▶ Stated problem: Please print all of the material below, word for word.

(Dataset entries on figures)
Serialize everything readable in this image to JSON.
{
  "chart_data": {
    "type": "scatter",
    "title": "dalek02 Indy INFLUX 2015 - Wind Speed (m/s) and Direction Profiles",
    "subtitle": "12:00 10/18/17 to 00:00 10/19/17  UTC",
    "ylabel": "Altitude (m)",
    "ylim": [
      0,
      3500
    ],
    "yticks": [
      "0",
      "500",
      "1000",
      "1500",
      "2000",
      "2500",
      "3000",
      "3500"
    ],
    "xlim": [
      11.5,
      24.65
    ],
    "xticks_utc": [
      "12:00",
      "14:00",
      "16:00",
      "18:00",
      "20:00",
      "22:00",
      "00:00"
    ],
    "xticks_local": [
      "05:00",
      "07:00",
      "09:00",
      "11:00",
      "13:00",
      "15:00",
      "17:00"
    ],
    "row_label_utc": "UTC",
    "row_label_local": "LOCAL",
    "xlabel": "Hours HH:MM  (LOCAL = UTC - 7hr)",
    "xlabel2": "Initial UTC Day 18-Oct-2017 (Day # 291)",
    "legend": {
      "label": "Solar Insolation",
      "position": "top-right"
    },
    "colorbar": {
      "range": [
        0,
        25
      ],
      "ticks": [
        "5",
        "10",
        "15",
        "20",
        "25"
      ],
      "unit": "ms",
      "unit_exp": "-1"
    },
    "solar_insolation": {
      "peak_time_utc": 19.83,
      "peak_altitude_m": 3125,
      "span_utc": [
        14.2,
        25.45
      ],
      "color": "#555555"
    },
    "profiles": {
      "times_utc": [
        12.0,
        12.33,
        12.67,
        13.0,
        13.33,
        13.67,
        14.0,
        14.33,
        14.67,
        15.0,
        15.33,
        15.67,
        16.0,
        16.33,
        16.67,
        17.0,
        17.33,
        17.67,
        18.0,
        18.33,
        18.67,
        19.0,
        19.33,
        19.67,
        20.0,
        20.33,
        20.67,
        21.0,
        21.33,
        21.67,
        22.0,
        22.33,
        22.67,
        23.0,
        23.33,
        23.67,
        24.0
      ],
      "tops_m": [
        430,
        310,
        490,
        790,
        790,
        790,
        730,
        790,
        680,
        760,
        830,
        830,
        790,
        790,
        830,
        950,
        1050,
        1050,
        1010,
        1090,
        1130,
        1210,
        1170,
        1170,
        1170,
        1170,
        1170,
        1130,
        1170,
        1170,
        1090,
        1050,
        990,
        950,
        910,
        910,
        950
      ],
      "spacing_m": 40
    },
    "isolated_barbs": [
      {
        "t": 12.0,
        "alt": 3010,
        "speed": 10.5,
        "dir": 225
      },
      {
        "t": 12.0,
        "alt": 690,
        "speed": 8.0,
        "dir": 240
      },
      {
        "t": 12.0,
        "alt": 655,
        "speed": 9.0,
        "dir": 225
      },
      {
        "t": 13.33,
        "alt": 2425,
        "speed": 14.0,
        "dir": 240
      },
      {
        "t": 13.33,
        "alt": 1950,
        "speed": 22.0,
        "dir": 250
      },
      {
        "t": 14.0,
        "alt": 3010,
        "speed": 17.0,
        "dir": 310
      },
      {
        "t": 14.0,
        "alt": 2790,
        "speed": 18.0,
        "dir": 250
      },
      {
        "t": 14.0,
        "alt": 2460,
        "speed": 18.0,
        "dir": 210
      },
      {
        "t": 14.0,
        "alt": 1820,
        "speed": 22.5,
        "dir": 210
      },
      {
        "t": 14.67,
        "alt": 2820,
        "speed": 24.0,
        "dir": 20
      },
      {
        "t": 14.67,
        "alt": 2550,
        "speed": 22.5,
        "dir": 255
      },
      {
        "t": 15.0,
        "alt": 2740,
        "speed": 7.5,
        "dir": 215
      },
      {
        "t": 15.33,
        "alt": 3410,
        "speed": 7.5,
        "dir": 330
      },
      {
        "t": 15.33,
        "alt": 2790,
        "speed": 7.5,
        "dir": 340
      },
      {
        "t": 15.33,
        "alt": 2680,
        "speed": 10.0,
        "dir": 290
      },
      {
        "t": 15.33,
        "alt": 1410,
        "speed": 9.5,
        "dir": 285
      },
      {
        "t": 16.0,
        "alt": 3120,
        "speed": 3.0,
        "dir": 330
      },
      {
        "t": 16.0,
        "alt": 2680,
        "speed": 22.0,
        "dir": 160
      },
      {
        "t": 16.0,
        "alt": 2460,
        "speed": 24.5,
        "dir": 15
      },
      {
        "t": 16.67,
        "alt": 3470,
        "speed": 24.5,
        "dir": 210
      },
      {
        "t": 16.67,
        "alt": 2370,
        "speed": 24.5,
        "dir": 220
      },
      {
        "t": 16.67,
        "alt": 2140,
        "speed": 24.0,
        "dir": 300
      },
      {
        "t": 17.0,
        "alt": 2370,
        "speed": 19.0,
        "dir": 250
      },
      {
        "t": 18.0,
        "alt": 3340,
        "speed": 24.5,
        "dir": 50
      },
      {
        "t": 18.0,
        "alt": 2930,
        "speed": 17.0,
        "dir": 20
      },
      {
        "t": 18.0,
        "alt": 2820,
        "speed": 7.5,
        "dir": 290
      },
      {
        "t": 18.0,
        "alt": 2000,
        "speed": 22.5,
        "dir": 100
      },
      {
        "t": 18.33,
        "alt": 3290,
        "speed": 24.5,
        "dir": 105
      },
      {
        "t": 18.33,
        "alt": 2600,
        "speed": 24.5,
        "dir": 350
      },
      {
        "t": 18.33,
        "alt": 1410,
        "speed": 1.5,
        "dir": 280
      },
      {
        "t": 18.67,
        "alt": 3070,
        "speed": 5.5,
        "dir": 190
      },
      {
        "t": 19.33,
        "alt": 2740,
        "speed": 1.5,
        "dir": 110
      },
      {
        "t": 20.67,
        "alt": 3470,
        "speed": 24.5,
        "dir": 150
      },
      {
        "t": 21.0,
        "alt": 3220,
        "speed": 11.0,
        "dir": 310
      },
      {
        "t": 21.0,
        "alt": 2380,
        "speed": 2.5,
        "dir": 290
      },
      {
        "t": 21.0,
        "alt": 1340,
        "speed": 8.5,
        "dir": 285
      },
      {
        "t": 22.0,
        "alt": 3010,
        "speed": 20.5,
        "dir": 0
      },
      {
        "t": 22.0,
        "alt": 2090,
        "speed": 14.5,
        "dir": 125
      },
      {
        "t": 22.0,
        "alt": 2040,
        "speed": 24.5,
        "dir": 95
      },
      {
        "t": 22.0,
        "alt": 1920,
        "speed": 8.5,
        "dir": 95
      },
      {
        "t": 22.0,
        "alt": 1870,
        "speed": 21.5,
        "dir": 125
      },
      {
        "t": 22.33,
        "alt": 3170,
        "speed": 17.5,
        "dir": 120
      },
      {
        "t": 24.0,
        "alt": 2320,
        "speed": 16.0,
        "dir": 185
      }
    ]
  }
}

▶ The completed task:
Serialize everything readable in this image to JSON.
{
  "chart_data": {
    "type": "scatter",
    "title": "dalek02 Indy INFLUX 2015 - Wind Speed (m/s) and Direction Profiles",
    "subtitle": "12:00 10/18/17 to 00:00 10/19/17  UTC",
    "ylabel": "Altitude (m)",
    "ylim": [
      0,
      3500
    ],
    "yticks": [
      "0",
      "500",
      "1000",
      "1500",
      "2000",
      "2500",
      "3000",
      "3500"
    ],
    "xlim": [
      11.5,
      24.65
    ],
    "xticks_utc": [
      "12:00",
      "14:00",
      "16:00",
      "18:00",
      "20:00",
      "22:00",
      "00:00"
    ],
    "xticks_local": [
      "05:00",
      "07:00",
      "09:00",
      "11:00",
      "13:00",
      "15:00",
      "17:00"
    ],
    "row_label_utc": "UTC",
    "row_label_local": "LOCAL",
    "xlabel": "Hours HH:MM  (LOCAL = UTC - 7hr)",
    "xlabel2": "Initial UTC Day 18-Oct-2017 (Day # 291)",
    "legend": {
      "label": "Solar Insolation",
      "position": "top-right"
    },
    "colorbar": {
      "range": [
        0,
        25
      ],
      "ticks": [
        "5",
        "10",
        "15",
        "20",
        "25"
      ],
      "unit": "ms",
      "unit_exp": "-1"
    },
    "solar_insolation": {
      "peak_time_utc": 19.83,
      "peak_altitude_m": 3125,
      "span_utc": [
        14.2,
        25.45
      ],
      "color": "#555555"
    },
    "profiles": {
      "times_utc": [
        12.0,
        12.33,
        12.67,
        13.0,
        13.33,
        13.67,
        14.0,
        14.33,
        14.67,
        15.0,
        15.33,
        15.67,
        16.0,
        16.33,
        16.67,
        17.0,
        17.33,
        17.67,
        18.0,
        18.33,
        18.67,
        19.0,
        19.33,
        19.67,
        20.0,
        20.33,
        20.67,
        21.0,
        21.33,
        21.67,
        22.0,
        22.33,
        22.67,
        23.0,
        23.33,
        23.67,
        24.0
      ],
      "tops_m": [
        430,
        310,
        490,
        790,
        790,
        790,
        730,
        790,
        680,
        760,
        830,
        830,
        790,
        790,
        830,
        950,
        1050,
        1050,
        1010,
        1090,
        1130,
        1210,
        1170,
        1170,
        1170,
        1170,
        1170,
        1130,
        1170,
        1170,
        1090,
        1050,
        990,
        950,
        910,
        910,
        950
      ],
      "spacing_m": 40
    },
    "isolated_barbs": [
      {
        "t": 12.0,
        "alt": 3010,
        "speed": 10.5,
        "dir": 225
      },
      {
        "t": 12.0,
        "alt": 690,
        "speed": 8.0,
        "dir": 240
      },
      {
        "t": 12.0,
        "alt": 655,
        "speed": 9.0,
        "dir": 225
      },
      {
        "t": 13.33,
        "alt": 2425,
        "speed": 14.0,
        "dir": 240
      },
      {
        "t": 13.33,
        "alt": 1950,
        "speed": 22.0,
        "dir": 250
      },
      {
        "t": 14.0,
        "alt": 3010,
        "speed": 17.0,
        "dir": 310
      },
      {
        "t": 14.0,
        "alt": 2790,
        "speed": 18.0,
        "dir": 250
      },
      {
        "t": 14.0,
        "alt": 2460,
        "speed": 18.0,
        "dir": 210
      },
      {
        "t": 14.0,
        "alt": 1820,
        "speed": 22.5,
        "dir": 210
      },
      {
        "t": 14.67,
        "alt": 2820,
        "speed": 24.0,
        "dir": 20
      },
      {
        "t": 14.67,
        "alt": 2550,
        "speed": 22.5,
        "dir": 255
      },
      {
        "t": 15.0,
        "alt": 2740,
        "speed": 7.5,
        "dir": 215
      },
      {
        "t": 15.33,
        "alt": 3410,
        "speed": 7.5,
        "dir": 330
      },
      {
        "t": 15.33,
        "alt": 2790,
        "speed": 7.5,
        "dir": 340
      },
      {
        "t": 15.33,
        "alt": 2680,
        "speed": 10.0,
        "dir": 290
      },
      {
        "t": 15.33,
        "alt": 1410,
        "speed": 9.5,
        "dir": 285
      },
      {
        "t": 16.0,
        "alt": 3120,
        "speed": 3.0,
        "dir": 330
      },
      {
        "t": 16.0,
        "alt": 2680,
        "speed": 22.0,
        "dir": 160
      },
      {
        "t": 16.0,
        "alt": 2460,
        "speed": 24.5,
        "dir": 15
      },
      {
        "t": 16.67,
        "alt": 3470,
        "speed": 24.5,
        "dir": 210
      },
      {
        "t": 16.67,
        "alt": 2370,
        "speed": 24.5,
        "dir": 220
      },
      {
        "t": 16.67,
        "alt": 2140,
        "speed": 24.0,
        "dir": 300
      },
      {
        "t": 17.0,
        "alt": 2370,
        "speed": 19.0,
        "dir": 250
      },
      {
        "t": 18.0,
        "alt": 3340,
        "speed": 24.5,
        "dir": 50
      },
      {
        "t": 18.0,
        "alt": 2930,
        "speed": 17.0,
        "dir": 20
      },
      {
        "t": 18.0,
        "alt": 2820,
        "speed": 7.5,
        "dir": 290
      },
      {
        "t": 18.0,
        "alt": 2000,
        "speed": 22.5,
        "dir": 100
      },
      {
        "t": 18.33,
        "alt": 3290,
        "speed": 24.5,
        "dir": 105
      },
      {
        "t": 18.33,
        "alt": 2600,
        "speed": 24.5,
        "dir": 350
      },
      {
        "t": 18.33,
        "alt": 1410,
        "speed": 1.5,
        "dir": 280
      },
      {
        "t": 18.67,
        "alt": 3070,
        "speed": 5.5,
        "dir": 190
      },
      {
        "t": 19.33,
        "alt": 2740,
        "speed": 1.5,
        "dir": 110
      },
      {
        "t": 20.67,
        "alt": 3470,
        "speed": 24.5,
        "dir": 150
      },
      {
        "t": 21.0,
        "alt": 3220,
        "speed": 11.0,
        "dir": 310
      },
      {
        "t": 21.0,
        "alt": 2380,
        "speed": 2.5,
        "dir": 290
      },
      {
        "t": 21.0,
        "alt": 1340,
        "speed": 8.5,
        "dir": 285
      },
      {
        "t": 22.0,
        "alt": 3010,
        "speed": 20.5,
        "dir": 0
      },
      {
        "t": 22.0,
        "alt": 2090,
        "speed": 14.5,
        "dir": 125
      },
      {
        "t": 22.0,
        "alt": 2040,
        "speed": 24.5,
        "dir": 95
      },
      {
        "t": 22.0,
        "alt": 1920,
        "speed": 8.5,
        "dir": 95
      },
      {
        "t": 22.0,
        "alt": 1870,
        "speed": 21.5,
        "dir": 125
      },
      {
        "t": 22.33,
        "alt": 3170,
        "speed": 17.5,
        "dir": 120
      },
      {
        "t": 24.0,
        "alt": 2320,
        "speed": 16.0,
        "dir": 185
      }
    ]
  }
}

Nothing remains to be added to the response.